— START Records for processing —

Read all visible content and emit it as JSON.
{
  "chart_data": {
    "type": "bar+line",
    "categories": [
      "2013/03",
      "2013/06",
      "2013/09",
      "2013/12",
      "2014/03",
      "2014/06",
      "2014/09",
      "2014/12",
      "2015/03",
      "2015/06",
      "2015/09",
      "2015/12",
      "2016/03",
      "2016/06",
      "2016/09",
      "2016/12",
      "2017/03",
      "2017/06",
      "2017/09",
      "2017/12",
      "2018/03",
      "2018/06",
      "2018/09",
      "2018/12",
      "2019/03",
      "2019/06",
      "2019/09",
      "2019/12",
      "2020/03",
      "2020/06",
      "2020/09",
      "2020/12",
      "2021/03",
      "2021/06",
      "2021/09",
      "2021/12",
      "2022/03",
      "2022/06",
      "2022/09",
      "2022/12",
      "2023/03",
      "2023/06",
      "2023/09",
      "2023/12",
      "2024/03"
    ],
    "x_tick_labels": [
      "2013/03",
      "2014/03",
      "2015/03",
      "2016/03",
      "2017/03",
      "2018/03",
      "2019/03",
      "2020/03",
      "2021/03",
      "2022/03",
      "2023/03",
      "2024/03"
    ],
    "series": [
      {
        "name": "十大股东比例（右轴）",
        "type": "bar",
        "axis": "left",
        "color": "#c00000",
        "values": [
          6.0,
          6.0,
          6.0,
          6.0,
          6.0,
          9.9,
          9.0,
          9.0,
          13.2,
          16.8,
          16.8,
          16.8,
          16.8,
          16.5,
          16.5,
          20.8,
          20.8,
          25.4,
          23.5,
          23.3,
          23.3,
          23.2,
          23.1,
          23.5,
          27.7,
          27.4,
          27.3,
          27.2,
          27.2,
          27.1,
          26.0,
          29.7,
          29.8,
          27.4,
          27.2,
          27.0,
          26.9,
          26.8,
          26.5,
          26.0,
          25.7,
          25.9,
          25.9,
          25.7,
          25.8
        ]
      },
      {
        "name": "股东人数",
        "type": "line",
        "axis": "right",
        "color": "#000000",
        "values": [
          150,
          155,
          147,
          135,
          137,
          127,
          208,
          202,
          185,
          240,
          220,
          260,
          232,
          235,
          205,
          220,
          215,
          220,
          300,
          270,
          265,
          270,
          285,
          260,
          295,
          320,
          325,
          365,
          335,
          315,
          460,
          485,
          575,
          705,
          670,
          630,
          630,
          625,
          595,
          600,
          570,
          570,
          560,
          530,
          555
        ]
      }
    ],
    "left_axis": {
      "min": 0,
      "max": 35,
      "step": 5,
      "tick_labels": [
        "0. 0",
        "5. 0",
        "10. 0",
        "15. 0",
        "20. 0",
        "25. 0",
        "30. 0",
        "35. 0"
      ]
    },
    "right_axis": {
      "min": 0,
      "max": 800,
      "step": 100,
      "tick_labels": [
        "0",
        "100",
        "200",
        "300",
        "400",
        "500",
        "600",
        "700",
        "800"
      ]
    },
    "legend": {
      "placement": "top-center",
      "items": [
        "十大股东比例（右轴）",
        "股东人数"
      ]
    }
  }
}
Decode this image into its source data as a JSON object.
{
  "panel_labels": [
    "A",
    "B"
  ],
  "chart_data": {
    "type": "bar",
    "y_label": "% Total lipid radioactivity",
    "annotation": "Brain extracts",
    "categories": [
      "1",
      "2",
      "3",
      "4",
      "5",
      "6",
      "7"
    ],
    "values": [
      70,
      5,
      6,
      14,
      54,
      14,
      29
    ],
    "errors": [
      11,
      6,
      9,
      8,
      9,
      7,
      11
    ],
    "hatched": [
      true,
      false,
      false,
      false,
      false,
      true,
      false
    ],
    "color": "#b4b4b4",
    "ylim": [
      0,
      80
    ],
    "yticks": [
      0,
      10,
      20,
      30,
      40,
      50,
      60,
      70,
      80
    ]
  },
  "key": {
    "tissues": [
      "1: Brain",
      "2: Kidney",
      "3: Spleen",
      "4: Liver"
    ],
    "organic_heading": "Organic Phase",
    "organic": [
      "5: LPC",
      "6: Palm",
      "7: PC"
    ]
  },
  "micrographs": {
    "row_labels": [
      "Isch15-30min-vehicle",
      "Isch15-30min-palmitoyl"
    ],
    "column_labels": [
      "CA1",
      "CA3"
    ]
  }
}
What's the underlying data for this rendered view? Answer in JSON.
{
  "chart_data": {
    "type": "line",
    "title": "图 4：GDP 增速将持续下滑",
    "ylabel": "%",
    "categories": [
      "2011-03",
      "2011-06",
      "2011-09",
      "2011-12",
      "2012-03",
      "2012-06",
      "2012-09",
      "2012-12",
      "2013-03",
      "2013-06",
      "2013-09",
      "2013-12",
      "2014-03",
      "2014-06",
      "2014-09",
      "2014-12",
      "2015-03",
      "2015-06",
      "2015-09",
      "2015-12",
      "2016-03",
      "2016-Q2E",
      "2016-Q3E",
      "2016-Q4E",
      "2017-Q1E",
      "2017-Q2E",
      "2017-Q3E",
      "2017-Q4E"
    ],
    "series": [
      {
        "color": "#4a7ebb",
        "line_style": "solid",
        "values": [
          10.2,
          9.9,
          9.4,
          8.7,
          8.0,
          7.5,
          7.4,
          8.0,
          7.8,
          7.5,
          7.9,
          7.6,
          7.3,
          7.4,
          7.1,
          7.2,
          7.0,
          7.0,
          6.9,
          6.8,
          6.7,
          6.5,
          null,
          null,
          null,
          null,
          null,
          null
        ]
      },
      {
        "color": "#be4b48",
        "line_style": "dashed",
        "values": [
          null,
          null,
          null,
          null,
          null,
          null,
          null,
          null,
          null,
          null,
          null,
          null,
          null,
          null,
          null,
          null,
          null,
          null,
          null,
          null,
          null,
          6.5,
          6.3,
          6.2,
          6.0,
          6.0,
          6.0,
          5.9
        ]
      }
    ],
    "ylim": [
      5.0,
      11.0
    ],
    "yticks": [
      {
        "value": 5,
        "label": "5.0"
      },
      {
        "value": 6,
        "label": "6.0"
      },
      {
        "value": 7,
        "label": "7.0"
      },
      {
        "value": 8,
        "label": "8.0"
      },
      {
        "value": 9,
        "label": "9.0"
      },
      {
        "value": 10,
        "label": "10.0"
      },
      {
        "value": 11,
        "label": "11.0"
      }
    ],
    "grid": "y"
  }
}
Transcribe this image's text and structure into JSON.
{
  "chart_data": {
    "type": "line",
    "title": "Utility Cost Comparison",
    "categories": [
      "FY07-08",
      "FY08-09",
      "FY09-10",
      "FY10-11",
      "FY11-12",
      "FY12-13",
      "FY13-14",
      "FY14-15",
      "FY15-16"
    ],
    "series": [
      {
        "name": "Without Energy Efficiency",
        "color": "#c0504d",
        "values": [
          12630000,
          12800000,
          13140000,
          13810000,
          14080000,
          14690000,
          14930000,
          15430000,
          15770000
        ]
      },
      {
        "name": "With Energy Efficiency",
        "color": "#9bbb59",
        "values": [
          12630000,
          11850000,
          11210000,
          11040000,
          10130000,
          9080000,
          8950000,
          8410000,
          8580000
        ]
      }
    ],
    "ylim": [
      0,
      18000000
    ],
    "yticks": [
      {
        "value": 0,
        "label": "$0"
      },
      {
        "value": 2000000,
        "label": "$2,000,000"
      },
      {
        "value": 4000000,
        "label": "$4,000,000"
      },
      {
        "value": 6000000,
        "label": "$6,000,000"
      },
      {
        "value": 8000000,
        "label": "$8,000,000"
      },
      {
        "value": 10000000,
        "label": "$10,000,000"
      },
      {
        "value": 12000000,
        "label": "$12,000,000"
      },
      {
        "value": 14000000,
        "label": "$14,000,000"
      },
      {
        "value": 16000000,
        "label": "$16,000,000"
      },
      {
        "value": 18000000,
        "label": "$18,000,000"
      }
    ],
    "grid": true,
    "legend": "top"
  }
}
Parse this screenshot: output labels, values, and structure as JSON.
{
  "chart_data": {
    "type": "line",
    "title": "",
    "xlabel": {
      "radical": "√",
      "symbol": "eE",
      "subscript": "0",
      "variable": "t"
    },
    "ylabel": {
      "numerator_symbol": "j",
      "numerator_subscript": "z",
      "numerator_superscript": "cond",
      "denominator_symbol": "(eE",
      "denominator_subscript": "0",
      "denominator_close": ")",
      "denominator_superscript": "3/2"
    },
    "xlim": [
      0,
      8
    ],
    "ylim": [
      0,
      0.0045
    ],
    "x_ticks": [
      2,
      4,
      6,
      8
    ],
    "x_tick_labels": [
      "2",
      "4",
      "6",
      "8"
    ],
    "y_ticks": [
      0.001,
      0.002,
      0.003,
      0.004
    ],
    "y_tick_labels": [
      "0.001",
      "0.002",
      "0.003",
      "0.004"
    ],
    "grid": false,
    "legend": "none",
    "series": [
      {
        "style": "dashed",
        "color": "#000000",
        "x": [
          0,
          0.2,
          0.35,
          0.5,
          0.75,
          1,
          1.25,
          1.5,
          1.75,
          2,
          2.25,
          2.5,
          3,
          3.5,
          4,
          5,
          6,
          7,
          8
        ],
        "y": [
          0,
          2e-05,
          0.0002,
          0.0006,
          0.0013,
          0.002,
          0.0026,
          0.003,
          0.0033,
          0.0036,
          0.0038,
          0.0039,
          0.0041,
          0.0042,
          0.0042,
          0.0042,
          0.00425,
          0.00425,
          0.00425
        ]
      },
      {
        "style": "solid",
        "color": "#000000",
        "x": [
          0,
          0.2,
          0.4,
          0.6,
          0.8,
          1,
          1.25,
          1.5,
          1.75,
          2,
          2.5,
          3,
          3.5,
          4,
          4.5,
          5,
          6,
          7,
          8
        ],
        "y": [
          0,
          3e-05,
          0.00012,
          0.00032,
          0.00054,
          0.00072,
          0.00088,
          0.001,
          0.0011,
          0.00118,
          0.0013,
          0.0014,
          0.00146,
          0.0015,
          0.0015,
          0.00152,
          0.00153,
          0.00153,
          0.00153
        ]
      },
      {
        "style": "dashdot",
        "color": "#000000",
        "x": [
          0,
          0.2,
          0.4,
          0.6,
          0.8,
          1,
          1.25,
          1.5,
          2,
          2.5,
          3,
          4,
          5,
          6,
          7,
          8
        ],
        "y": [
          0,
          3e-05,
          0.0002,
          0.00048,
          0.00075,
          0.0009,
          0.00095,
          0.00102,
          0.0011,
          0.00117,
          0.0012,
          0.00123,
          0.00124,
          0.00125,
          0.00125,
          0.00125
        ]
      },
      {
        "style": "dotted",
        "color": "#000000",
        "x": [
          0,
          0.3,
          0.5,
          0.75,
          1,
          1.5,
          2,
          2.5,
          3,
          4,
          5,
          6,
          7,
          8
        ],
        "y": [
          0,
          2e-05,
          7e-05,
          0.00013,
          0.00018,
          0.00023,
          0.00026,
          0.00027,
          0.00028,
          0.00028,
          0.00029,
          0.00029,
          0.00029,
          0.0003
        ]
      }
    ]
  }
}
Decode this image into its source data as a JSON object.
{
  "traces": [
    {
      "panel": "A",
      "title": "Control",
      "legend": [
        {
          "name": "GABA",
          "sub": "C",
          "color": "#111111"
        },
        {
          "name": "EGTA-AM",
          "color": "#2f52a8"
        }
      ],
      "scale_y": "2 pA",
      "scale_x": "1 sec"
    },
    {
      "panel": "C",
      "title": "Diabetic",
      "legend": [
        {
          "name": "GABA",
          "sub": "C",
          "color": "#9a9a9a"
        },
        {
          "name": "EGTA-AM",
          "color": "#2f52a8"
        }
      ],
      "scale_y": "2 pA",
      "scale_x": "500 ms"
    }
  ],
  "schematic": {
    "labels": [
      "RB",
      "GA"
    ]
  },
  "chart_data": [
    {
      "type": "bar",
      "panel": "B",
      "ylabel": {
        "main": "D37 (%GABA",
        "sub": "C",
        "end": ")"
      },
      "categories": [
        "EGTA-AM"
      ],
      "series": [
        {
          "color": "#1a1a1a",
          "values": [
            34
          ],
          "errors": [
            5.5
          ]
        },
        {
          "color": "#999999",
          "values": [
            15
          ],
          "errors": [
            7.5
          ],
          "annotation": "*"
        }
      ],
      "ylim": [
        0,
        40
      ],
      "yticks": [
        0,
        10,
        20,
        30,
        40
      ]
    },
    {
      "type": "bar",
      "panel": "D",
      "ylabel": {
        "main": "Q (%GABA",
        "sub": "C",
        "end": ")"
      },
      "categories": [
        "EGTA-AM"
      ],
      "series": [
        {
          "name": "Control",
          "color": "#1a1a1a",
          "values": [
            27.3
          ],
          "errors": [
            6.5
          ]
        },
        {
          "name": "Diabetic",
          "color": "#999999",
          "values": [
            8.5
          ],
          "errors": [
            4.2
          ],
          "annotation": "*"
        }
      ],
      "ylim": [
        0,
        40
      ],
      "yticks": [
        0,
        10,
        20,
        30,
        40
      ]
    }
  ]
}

— END Records for processing —

Find every line in the records that contains the word "name"; copy those lines.

The response:
        "name": "十大股东比例（右轴）",
        "name": "股东人数",
        "name": "Without Energy Efficiency",
        "name": "With Energy Efficiency",
          "name": "GABA",
          "name": "EGTA-AM",
          "name": "GABA",
          "name": "EGTA-AM",
          "name": "Control",
          "name": "Diabetic",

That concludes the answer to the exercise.